## Work to do
Identify all lines in the data containing the string "Output". Copy them out.

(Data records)
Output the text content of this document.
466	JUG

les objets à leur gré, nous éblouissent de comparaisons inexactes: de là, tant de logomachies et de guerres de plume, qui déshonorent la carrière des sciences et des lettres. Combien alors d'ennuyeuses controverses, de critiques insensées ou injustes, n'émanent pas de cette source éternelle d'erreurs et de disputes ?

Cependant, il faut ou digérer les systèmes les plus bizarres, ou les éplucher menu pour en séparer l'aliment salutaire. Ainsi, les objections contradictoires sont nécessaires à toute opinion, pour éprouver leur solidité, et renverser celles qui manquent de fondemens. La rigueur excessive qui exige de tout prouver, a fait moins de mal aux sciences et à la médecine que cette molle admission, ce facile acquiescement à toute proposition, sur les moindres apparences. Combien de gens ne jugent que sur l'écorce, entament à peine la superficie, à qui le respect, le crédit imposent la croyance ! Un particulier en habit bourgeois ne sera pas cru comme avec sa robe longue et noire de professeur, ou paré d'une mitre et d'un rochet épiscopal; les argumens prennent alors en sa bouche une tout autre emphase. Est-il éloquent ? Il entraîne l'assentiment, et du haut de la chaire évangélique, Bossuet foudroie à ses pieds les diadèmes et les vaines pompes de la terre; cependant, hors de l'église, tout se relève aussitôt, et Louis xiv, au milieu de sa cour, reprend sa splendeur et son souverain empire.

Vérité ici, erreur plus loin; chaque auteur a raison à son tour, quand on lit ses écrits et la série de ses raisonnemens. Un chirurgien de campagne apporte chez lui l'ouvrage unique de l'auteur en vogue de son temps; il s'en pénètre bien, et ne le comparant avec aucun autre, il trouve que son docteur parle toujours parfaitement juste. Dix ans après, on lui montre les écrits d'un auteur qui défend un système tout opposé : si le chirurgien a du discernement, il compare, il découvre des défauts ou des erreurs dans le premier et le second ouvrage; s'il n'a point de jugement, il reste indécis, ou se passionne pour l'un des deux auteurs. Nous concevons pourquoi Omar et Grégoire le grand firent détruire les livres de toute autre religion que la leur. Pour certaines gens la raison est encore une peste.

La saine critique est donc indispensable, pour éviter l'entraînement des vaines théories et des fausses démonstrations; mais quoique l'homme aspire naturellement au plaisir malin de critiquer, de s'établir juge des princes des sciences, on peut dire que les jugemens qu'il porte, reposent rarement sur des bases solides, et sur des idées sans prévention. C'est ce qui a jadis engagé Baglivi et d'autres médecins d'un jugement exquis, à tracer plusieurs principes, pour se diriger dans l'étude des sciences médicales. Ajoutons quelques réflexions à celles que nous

* * *

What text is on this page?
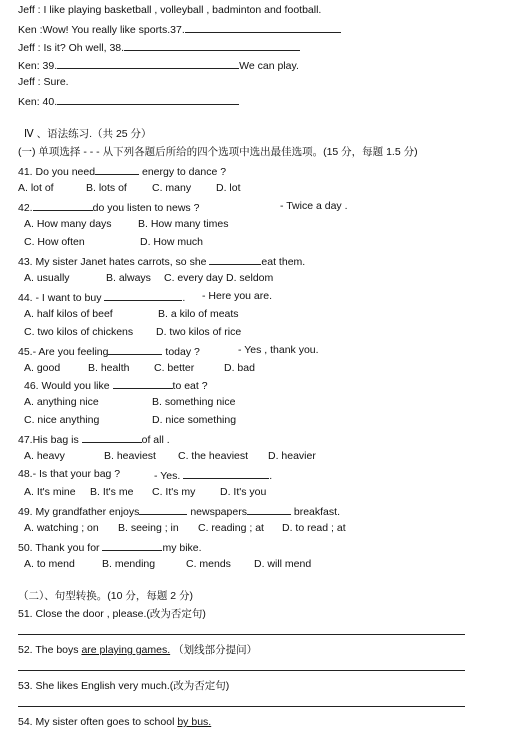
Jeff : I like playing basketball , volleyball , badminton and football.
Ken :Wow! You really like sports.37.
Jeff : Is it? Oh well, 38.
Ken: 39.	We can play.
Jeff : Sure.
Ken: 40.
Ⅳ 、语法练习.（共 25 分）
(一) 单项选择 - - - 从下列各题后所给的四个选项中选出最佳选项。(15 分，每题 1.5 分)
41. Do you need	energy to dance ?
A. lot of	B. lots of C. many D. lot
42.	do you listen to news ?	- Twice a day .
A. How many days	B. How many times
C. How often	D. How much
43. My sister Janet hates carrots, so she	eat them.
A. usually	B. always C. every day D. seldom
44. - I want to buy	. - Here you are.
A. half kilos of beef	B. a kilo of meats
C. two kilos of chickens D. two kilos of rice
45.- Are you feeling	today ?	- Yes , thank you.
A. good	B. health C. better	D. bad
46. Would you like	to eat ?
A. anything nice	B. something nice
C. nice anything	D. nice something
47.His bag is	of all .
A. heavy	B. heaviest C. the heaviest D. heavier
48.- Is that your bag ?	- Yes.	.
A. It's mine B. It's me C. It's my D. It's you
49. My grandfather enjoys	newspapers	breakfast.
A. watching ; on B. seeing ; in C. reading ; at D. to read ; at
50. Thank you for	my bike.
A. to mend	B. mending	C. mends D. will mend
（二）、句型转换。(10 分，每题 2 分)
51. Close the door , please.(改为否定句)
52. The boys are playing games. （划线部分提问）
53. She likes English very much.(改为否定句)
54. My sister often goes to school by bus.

--

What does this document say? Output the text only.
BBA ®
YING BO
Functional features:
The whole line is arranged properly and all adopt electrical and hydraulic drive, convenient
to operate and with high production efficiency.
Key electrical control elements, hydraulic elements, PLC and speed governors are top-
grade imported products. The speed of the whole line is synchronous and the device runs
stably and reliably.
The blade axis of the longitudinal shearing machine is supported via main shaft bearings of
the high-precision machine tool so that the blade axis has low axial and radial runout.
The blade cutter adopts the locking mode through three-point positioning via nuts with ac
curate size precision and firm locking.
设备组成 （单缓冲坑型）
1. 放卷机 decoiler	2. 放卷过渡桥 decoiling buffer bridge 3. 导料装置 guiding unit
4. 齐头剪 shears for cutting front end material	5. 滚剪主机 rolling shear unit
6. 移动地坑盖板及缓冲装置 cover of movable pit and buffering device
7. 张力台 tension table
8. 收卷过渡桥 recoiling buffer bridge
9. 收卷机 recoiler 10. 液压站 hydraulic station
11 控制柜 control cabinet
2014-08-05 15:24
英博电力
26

## Result of the exercise
Output the text content of this document.
What does this document say? Output the text only.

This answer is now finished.